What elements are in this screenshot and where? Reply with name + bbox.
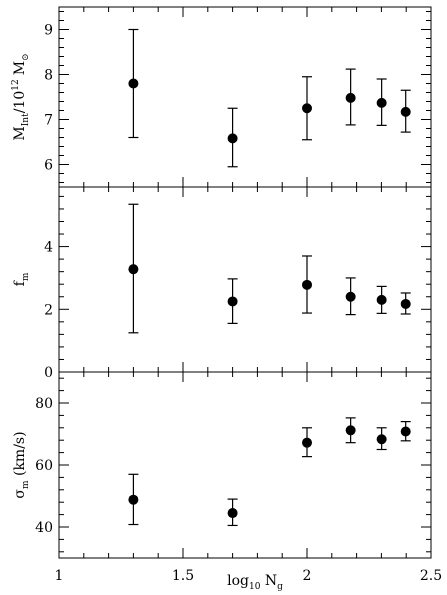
y-tick-label: 8	[44, 68, 53, 84]
y-tick-label: 9	[44, 23, 53, 39]
data-point	[400, 298, 411, 309]
y-axis-label-sub: Int	[21, 113, 31, 126]
data-point-group	[302, 255, 312, 314]
data-point	[345, 92, 356, 103]
data-point-group	[345, 277, 356, 316]
y-axis-label-sup: 12	[11, 79, 21, 90]
data-point-group	[128, 28, 139, 139]
data-point	[345, 425, 356, 436]
data-point	[227, 508, 238, 519]
data-point-group	[400, 89, 411, 133]
data-point	[302, 279, 312, 290]
data-point	[345, 291, 356, 302]
x-axis-label-tail: N	[260, 573, 277, 589]
data-point	[376, 294, 387, 305]
data-point-group	[376, 285, 387, 314]
data-point	[128, 264, 139, 275]
panel-middle: 0 2 4 fm	[12, 186, 432, 381]
y-axis-label: fm	[12, 272, 31, 286]
data-point-group	[302, 427, 312, 458]
x-tick-label: 2.5	[420, 568, 442, 584]
data-point	[128, 78, 139, 89]
panel-frame	[58, 6, 432, 188]
data-point-group	[227, 278, 238, 324]
data-point-group	[227, 107, 238, 168]
data-point	[227, 133, 238, 144]
data-point-group	[128, 203, 139, 334]
data-point	[227, 296, 238, 307]
x-tick-label: 1	[55, 568, 64, 584]
y-axis-label-main: σ	[12, 489, 28, 499]
y-axis-label-main: f	[12, 279, 28, 286]
y-tick-label: 60	[35, 458, 53, 474]
x-tick-label: 1.5	[172, 568, 194, 584]
y-axis-label-sub: m	[21, 480, 31, 489]
x-axis-label-sub: 10	[249, 582, 261, 592]
y-axis-label-tail: /10	[12, 91, 28, 114]
data-point-group	[400, 292, 411, 315]
y-tick-label: 7	[44, 113, 53, 129]
data-point-group	[400, 421, 411, 442]
y-tick-label: 40	[35, 520, 53, 536]
y-axis-label-main: M	[12, 126, 28, 140]
panel-frame	[58, 186, 432, 373]
data-point	[302, 437, 312, 448]
data-point	[376, 97, 387, 108]
data-point	[400, 106, 411, 117]
x-tick-label: 2	[303, 568, 312, 584]
y-axis-label-sub: m	[21, 272, 31, 281]
data-point	[376, 434, 387, 445]
x-axis-label-main: log	[227, 573, 249, 589]
y-tick-label: 6	[44, 158, 53, 174]
y-tick-label: 80	[35, 396, 53, 412]
panel-frame	[58, 371, 432, 559]
data-point-group	[345, 417, 356, 444]
data-point-group	[128, 473, 139, 526]
y-axis-label-tail: (km/s)	[12, 431, 28, 480]
panel-bottom: 40 60 80 1 1.5 2 2.5 σm (km/s) log10 Ng	[12, 371, 442, 592]
x-axis-label: log10 Ng	[227, 573, 283, 592]
data-point-group	[302, 76, 312, 141]
y-tick-label: 4	[44, 240, 53, 256]
data-point-group	[376, 427, 387, 451]
data-point	[302, 103, 312, 114]
data-point-group	[376, 78, 387, 126]
y-tick-label: 2	[44, 302, 53, 318]
y-axis-label: σm (km/s)	[12, 431, 31, 498]
data-point-group	[345, 68, 356, 126]
x-axis-label-sub2: g	[277, 582, 283, 592]
y-axis-label-unit-symbol: ⊙	[21, 53, 31, 61]
data-point	[400, 426, 411, 437]
data-point	[128, 494, 139, 505]
y-tick-label: 0	[44, 365, 53, 381]
y-axis-label: MInt/1012M⊙	[11, 53, 31, 140]
data-point-group	[227, 498, 238, 527]
y-axis-label-unit: M	[12, 61, 28, 75]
• • •
To do:
Reproduce the lines of the records verbatim, starting at the line that contains "68, 53, 84]" and ending at the line that contains "279, 28, 286]", with both of those lines included.

Worked solution:
y-tick-label: 8	[44, 68, 53, 84]
y-tick-label: 9	[44, 23, 53, 39]
data-point	[400, 298, 411, 309]
y-axis-label-sub: Int	[21, 113, 31, 126]
data-point-group	[302, 255, 312, 314]
data-point	[345, 92, 356, 103]
data-point-group	[345, 277, 356, 316]
y-axis-label-sup: 12	[11, 79, 21, 90]
data-point-group	[128, 28, 139, 139]
data-point	[345, 425, 356, 436]
data-point	[227, 508, 238, 519]
data-point-group	[400, 89, 411, 133]
data-point	[302, 279, 312, 290]
data-point	[345, 291, 356, 302]
x-axis-label-tail: N	[260, 573, 277, 589]
data-point	[376, 294, 387, 305]
data-point-group	[376, 285, 387, 314]
data-point	[128, 264, 139, 275]
panel-middle: 0 2 4 fm	[12, 186, 432, 381]
y-axis-label: fm	[12, 272, 31, 286]
data-point-group	[302, 427, 312, 458]
x-tick-label: 2.5	[420, 568, 442, 584]
data-point	[128, 78, 139, 89]
panel-frame	[58, 6, 432, 188]
data-point-group	[227, 278, 238, 324]
data-point-group	[227, 107, 238, 168]
data-point	[227, 133, 238, 144]
data-point-group	[128, 203, 139, 334]
data-point	[227, 296, 238, 307]
x-tick-label: 1	[55, 568, 64, 584]
y-axis-label-main: σ	[12, 489, 28, 499]
y-axis-label-main: f	[12, 279, 28, 286]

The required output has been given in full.